* [Brano del testo]:
Un esule, così si descrive il poeta, uomo che affronta la lontananza dalla sua terra come un destino afflittivo e pieno di significato. Basta dunque questa veste dolorosa a farsi pennello per dipingere l’isola che si è lasciato alle spalle come una terra promessa, un abbraccio atteso, un porto felice in cui approdare. Tutto rimanda alla dolcezza malinconica degli eroi greci, ai nostoi, storie di guerrieri e dei loro perigliosi viaggi di ritorno verso la patria. La prima fase poetica di Quasimodo è dunque distesa lungo il parallelismo tra mito e realtà. Il conflitto dell’uomo è ancorato al filo sottile del ricordo e del confronto desolante tra la vita di oggi e quella di ieri, che la memoria tinge di un profumo dolcissimo e irraggiungibile. Vano è dunque illudersi di ritrovare ciò che si è lasciato alle spalle, l’unico legame tra il presente e il passato resta il confortante tepore di una triste nostalgia, cruda e concreta, che si posa sul cuore, nascondendo una ferita ancora viva.

* [Record grezzi]:
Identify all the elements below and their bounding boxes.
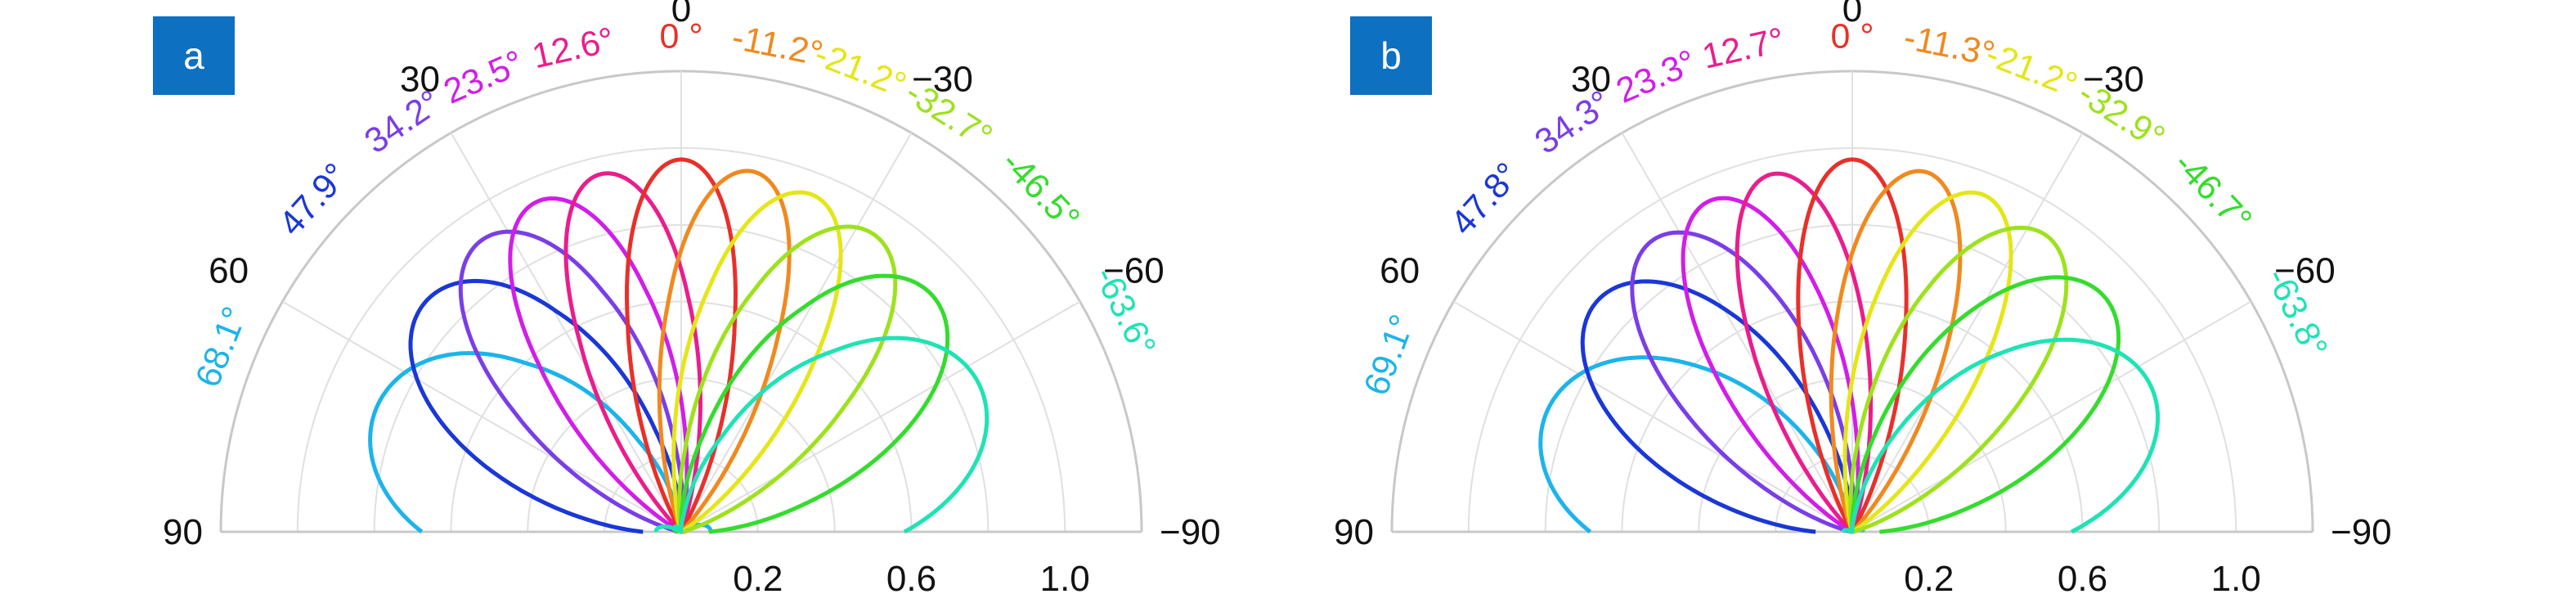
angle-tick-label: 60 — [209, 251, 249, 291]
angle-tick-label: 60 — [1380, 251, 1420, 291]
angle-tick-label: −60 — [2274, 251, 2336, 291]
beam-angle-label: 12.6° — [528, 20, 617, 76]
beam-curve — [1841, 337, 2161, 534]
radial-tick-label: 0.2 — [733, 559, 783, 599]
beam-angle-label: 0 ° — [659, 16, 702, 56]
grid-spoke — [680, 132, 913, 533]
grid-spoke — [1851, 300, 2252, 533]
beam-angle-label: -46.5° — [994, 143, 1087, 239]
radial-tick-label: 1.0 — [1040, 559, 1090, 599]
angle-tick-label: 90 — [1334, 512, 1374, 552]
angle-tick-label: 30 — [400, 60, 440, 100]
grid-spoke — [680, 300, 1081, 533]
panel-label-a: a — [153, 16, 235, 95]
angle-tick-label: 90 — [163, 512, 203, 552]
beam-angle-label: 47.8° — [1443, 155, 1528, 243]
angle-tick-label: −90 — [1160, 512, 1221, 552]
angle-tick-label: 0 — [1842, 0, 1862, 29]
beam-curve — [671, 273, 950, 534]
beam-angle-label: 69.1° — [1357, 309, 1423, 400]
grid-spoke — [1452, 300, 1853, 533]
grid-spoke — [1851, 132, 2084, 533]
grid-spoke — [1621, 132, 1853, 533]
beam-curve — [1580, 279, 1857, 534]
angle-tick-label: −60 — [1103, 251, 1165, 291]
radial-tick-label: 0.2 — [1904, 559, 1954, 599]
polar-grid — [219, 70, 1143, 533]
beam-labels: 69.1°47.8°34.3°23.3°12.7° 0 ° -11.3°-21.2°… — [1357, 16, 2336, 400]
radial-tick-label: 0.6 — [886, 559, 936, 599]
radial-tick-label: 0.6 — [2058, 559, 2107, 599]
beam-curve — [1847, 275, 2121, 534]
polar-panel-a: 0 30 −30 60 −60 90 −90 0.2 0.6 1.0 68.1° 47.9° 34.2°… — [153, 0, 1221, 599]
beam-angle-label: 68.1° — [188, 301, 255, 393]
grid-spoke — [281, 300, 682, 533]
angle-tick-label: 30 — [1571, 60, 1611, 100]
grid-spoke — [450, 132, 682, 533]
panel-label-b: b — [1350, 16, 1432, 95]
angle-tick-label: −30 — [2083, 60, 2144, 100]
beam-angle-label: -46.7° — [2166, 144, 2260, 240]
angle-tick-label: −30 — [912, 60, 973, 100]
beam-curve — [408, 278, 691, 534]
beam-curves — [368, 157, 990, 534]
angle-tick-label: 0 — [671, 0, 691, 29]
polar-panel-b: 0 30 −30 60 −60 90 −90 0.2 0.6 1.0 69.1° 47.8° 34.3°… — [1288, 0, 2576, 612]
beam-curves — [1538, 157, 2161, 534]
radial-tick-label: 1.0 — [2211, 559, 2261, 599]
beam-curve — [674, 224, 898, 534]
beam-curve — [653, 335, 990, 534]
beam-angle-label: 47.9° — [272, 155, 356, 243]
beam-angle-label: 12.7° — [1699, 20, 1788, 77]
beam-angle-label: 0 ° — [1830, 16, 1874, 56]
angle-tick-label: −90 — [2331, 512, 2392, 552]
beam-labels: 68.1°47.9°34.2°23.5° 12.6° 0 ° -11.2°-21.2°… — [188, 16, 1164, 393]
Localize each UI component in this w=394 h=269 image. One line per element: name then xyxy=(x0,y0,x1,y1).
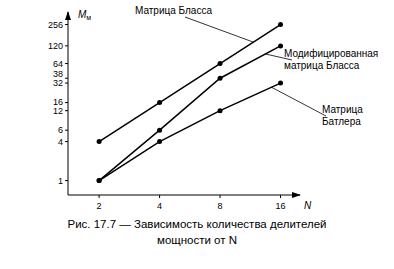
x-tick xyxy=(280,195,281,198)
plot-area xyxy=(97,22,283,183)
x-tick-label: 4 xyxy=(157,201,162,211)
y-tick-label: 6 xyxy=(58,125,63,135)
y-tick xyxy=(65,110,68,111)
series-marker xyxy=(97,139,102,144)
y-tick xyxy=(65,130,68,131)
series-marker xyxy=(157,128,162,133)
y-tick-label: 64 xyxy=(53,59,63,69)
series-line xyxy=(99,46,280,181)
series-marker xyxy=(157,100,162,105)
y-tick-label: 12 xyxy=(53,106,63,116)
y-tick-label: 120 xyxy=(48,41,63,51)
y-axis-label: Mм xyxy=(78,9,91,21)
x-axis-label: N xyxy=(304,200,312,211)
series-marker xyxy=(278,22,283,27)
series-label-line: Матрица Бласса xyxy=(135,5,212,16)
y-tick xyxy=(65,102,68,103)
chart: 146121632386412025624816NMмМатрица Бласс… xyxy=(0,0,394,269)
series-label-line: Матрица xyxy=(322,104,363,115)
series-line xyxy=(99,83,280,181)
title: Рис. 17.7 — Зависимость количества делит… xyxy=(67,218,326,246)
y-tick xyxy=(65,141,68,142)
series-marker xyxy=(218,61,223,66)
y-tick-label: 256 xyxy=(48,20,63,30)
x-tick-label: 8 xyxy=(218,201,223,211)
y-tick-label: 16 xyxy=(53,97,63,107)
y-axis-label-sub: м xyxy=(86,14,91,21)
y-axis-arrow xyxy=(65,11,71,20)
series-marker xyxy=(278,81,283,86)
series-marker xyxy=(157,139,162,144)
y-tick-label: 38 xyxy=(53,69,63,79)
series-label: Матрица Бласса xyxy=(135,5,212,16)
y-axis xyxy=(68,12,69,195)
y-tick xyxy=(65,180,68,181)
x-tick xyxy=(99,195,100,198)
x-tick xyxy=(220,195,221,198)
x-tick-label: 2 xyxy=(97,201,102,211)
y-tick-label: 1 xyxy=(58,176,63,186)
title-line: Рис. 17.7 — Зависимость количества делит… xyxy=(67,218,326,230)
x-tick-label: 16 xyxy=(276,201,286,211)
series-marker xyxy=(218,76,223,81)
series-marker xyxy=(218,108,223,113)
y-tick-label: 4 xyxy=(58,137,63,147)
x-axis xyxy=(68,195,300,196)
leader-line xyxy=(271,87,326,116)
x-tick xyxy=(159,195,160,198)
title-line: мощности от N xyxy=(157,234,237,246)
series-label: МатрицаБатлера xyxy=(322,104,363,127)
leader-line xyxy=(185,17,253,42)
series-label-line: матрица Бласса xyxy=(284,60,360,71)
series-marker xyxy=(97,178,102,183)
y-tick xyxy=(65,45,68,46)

* [L'esercizio]: Secondo il brano su Quasimodo, lungo quale parallelismo si distende la prima fase poetica dell'autore?

* [Soluzione completa]: Lungo il parallelismo tra mito e realtà.